CHALLENGE
Return the records word for word. Any pictures in them are not part of the copy.
***** DATA SECTION
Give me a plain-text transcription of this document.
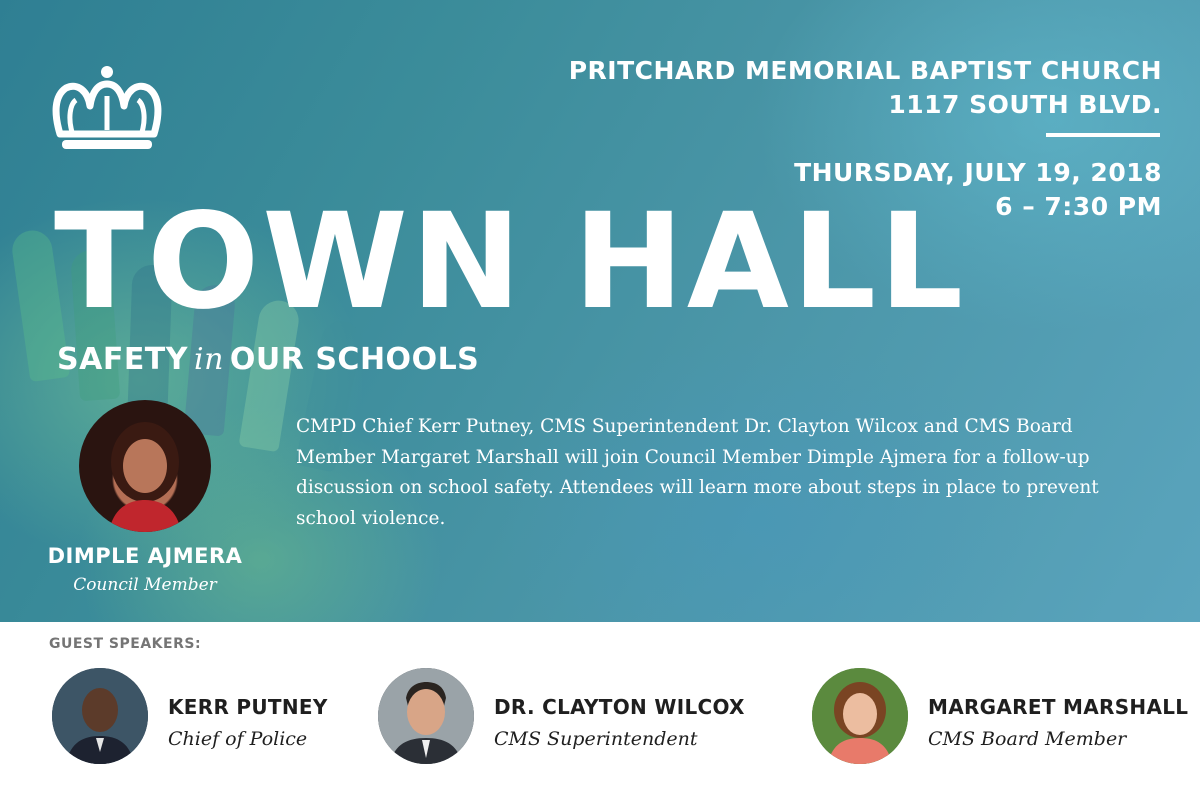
PRITCHARD MEMORIAL BAPTIST CHURCH
1117 SOUTH BLVD.
THURSDAY, JULY 19, 2018
6 – 7:30 PM
TOWN HALL
SAFETY in OUR SCHOOLS
DIMPLE AJMERA
Council Member
CMPD Chief Kerr Putney, CMS Superintendent Dr. Clayton Wilcox and CMS Board Member Margaret Marshall will join Council Member Dimple Ajmera for a follow-up discussion on school safety. Attendees will learn more about steps in place to prevent school violence.
GUEST SPEAKERS:
KERR PUTNEY
Chief of Police
DR. CLAYTON WILCOX
CMS Superintendent
MARGARET MARSHALL
CMS Board Member
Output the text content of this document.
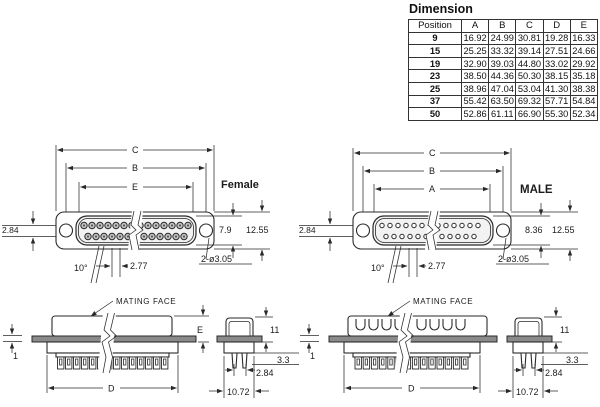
C
B
E	Female
2.84
10°	2.77
7.9 12.55
2-ø3.05
C
B
A	MALE
2.84
10°	2.77
8.36 12.55
2-ø3.05
MATING FACE
D
E
1
11
3.3
2.84
10.72
MATING FACE
D
1
11
3.3
2.84
10.72
Dimension
Position	A	B	C	D	E
9	16.92	24.99	30.81	19.28	16.33
15	25.25	33.32	39.14	27.51	24.66
19	32.90	39.03	44.80	33.02	29.92
23	38.50	44.36	50.30	38.15	35.18
25	38.96	47.04	53.04	41.30	38.38
37	55.42	63.50	69.32	57.71	54.84
50	52.86	61.11	66.90	55.30	52.34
**********
SOLUTION FOR THIS EXERCISE
Give me a plain-text transcription of this document.
PRITCHARD MEMORIAL BAPTIST CHURCH
1117 SOUTH BLVD.
THURSDAY, JULY 19, 2018
6 – 7:30 PM
TOWN HALL
SAFETY in OUR SCHOOLS
DIMPLE AJMERA
Council Member
CMPD Chief Kerr Putney, CMS Superintendent Dr. Clayton Wilcox and CMS Board Member Margaret Marshall will join Council Member Dimple Ajmera for a follow-up discussion on school safety. Attendees will learn more about steps in place to prevent school violence.
GUEST SPEAKERS:
KERR PUTNEY
Chief of Police
DR. CLAYTON WILCOX
CMS Superintendent
MARGARET MARSHALL
CMS Board Member
Output the text content of this document.
C
B
E	Female
2.84
10°	2.77
7.9 12.55
2-ø3.05
C
B
A	MALE
2.84
10°	2.77
8.36 12.55
2-ø3.05
MATING FACE
D
E
1
11
3.3
2.84
10.72
MATING FACE
D
1
11
3.3
2.84
10.72
Dimension
Position	A	B	C	D	E
9	16.92	24.99	30.81	19.28	16.33
15	25.25	33.32	39.14	27.51	24.66
19	32.90	39.03	44.80	33.02	29.92
23	38.50	44.36	50.30	38.15	35.18
25	38.96	47.04	53.04	41.30	38.38
37	55.42	63.50	69.32	57.71	54.84
50	52.86	61.11	66.90	55.30	52.34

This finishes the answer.